| Stated exercise |
Look for the string "Salpeter" and copy every line that has it.

Excerpt from a dataset

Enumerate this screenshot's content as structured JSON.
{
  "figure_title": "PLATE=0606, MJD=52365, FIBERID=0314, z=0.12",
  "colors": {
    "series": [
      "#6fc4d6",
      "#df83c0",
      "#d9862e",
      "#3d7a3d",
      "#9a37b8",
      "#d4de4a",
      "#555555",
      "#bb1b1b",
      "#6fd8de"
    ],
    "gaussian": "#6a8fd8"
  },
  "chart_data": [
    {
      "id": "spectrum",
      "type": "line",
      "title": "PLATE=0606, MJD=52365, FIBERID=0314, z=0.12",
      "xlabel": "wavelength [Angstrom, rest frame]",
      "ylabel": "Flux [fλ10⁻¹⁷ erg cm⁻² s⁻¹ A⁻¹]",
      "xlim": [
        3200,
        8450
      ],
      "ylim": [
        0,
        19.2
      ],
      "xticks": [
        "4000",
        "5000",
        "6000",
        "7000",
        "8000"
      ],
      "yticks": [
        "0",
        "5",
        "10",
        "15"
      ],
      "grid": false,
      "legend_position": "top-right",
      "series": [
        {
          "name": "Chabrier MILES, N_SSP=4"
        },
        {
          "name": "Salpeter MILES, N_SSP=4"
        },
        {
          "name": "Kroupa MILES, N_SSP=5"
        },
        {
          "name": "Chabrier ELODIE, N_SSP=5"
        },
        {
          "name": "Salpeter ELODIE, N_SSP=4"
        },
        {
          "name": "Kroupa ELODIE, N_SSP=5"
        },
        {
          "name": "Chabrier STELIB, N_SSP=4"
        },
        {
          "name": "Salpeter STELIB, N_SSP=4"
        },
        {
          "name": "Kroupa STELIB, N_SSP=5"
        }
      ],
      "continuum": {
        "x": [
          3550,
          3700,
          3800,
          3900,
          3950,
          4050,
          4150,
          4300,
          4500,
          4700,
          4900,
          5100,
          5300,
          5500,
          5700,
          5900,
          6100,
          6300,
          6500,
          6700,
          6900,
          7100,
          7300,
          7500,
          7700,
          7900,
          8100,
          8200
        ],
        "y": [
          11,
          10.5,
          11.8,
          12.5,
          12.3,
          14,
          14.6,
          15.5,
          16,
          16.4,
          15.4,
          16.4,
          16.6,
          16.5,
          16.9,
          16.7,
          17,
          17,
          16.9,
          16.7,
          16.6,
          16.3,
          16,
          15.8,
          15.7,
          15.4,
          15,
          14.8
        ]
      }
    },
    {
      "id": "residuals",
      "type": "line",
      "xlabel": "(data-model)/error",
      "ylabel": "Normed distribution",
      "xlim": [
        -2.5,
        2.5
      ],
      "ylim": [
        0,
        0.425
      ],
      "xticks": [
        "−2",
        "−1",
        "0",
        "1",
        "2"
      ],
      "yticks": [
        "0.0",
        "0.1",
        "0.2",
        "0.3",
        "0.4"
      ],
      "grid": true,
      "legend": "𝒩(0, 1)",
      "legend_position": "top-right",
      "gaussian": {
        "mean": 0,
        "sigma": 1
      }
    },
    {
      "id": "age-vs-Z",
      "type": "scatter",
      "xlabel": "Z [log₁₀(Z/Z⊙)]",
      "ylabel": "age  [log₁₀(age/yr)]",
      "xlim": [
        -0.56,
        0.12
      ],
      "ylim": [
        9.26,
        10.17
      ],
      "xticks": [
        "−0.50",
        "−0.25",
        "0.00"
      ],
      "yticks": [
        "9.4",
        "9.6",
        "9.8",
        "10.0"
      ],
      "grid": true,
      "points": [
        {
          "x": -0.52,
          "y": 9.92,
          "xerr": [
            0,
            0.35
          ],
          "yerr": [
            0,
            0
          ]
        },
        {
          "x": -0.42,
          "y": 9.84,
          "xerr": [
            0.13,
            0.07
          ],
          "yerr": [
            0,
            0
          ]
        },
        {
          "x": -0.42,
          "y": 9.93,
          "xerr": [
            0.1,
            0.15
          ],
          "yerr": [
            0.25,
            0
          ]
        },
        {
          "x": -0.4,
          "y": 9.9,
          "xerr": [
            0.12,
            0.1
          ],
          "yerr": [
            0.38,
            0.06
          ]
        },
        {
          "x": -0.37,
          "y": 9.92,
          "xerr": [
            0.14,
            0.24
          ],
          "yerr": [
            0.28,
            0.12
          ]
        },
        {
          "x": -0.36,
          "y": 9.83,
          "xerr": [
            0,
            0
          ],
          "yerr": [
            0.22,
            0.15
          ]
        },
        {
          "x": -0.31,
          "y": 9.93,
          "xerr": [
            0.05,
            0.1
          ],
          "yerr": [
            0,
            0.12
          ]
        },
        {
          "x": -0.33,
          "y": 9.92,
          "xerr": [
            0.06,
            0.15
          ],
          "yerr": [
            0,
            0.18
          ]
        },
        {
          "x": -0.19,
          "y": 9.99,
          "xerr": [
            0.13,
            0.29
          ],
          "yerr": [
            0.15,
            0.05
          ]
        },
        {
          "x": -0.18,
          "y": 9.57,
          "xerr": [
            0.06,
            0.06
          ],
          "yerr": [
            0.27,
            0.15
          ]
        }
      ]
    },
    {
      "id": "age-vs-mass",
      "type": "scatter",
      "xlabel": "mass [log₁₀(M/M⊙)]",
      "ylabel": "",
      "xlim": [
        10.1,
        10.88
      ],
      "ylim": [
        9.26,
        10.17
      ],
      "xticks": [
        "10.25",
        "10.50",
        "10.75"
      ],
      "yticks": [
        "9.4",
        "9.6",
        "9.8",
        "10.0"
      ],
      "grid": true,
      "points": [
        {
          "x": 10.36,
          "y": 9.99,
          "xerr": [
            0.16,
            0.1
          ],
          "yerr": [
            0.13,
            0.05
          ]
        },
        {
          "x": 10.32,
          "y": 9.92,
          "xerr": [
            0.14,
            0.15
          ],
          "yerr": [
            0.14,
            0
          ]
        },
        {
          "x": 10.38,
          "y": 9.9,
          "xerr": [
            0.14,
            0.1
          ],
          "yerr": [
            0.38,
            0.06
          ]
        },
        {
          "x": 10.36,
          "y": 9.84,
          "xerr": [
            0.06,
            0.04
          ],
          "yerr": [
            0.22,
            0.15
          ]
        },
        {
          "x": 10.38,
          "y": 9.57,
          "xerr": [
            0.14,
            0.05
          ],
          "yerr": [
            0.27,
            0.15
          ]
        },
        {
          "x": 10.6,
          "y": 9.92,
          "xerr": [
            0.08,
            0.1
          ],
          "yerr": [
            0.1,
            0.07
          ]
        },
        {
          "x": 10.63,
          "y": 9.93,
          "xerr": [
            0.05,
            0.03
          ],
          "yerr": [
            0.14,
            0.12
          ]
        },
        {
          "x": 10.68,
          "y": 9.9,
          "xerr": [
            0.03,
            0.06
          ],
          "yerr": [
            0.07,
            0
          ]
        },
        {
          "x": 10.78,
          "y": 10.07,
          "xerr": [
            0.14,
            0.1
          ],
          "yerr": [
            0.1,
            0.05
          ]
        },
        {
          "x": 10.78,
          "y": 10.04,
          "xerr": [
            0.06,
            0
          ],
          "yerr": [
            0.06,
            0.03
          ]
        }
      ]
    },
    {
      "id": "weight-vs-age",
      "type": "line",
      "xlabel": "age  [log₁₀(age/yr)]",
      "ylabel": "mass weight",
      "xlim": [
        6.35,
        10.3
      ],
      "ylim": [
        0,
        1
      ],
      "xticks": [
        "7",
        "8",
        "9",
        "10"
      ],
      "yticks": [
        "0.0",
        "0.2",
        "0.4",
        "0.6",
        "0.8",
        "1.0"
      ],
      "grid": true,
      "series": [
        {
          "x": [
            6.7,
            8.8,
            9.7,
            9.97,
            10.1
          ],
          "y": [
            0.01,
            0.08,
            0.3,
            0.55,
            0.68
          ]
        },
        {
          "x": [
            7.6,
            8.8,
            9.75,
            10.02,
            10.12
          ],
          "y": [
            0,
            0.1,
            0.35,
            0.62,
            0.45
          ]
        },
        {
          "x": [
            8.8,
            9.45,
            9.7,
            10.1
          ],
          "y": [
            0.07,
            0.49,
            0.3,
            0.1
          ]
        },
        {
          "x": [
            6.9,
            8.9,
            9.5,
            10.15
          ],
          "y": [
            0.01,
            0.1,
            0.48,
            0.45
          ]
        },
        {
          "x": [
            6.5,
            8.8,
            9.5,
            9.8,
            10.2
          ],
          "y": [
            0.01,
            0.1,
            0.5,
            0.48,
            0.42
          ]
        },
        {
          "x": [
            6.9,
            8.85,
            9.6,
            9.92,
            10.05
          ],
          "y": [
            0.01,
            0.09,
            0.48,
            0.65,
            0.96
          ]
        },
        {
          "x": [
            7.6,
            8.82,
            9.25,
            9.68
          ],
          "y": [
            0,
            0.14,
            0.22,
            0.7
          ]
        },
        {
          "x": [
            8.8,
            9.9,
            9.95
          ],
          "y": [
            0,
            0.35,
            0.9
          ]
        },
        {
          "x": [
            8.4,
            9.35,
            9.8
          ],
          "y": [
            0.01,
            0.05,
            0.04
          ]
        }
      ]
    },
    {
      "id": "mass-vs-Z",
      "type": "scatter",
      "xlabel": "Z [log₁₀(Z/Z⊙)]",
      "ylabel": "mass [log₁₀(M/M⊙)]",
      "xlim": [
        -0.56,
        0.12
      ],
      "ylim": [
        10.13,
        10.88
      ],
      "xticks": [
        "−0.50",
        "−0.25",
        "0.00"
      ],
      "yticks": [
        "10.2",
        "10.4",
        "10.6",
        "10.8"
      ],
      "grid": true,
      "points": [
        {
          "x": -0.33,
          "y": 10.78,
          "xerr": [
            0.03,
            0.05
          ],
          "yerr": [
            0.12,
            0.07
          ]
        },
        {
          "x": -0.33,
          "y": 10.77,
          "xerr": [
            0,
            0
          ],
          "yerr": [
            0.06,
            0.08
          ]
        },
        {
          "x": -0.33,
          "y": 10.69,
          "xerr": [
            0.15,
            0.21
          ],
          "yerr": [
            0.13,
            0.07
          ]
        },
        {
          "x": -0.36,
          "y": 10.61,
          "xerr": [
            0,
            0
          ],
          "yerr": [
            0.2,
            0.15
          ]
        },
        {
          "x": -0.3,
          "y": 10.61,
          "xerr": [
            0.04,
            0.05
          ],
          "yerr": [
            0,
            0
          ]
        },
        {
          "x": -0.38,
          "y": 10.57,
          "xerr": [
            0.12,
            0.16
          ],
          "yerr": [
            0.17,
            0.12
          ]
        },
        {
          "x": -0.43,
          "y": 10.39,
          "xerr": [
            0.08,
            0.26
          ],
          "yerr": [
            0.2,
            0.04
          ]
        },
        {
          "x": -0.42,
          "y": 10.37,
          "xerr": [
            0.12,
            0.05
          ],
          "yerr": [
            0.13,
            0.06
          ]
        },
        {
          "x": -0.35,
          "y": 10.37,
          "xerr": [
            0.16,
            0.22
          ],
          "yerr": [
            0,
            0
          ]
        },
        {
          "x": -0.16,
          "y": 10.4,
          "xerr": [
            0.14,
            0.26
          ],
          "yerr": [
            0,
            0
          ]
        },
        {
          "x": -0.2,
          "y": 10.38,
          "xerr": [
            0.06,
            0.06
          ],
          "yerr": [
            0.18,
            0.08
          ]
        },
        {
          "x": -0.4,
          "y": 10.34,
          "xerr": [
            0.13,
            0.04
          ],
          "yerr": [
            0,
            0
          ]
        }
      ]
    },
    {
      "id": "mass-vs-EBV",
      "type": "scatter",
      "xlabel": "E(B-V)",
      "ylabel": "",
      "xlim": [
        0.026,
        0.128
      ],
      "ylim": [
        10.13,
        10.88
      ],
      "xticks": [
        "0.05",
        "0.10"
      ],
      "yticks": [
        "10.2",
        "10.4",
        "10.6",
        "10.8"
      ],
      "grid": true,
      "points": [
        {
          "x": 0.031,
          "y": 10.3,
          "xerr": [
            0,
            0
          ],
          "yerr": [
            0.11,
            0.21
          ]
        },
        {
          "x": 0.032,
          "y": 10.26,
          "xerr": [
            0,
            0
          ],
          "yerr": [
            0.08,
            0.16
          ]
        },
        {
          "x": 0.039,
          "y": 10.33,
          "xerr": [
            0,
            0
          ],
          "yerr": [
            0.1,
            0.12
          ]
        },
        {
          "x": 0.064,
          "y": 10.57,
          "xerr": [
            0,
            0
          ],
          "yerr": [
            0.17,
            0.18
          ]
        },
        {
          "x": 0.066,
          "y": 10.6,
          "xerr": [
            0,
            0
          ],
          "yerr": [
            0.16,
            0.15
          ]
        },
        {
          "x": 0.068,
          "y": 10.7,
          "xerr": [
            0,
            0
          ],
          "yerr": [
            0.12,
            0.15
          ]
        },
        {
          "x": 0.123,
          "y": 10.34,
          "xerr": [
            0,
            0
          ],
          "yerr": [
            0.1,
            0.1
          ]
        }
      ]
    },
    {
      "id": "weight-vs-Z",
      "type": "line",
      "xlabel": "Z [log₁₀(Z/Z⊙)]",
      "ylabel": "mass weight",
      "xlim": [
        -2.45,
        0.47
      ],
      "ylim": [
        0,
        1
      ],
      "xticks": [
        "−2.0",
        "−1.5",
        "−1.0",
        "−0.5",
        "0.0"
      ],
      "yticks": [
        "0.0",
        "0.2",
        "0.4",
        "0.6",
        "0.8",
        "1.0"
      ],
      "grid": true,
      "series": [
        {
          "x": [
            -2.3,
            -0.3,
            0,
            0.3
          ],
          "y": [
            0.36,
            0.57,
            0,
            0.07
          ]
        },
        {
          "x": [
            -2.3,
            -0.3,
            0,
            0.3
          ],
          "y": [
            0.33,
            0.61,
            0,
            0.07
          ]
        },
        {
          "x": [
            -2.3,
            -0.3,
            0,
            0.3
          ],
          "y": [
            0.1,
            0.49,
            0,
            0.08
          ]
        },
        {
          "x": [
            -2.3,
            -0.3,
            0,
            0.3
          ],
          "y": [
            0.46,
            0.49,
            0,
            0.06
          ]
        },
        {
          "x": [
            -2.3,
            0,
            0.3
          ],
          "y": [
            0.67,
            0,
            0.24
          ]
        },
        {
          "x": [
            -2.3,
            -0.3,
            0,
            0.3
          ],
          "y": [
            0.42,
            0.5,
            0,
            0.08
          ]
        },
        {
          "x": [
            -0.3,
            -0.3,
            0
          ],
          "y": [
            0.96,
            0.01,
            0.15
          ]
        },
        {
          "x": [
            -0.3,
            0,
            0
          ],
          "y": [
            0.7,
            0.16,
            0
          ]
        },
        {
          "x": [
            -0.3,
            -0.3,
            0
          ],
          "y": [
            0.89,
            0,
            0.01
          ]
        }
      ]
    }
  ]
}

| Solution for this task |
          "name": "Salpeter MILES, N_SSP=4"
          "name": "Salpeter ELODIE, N_SSP=4"
          "name": "Salpeter STELIB, N_SSP=4"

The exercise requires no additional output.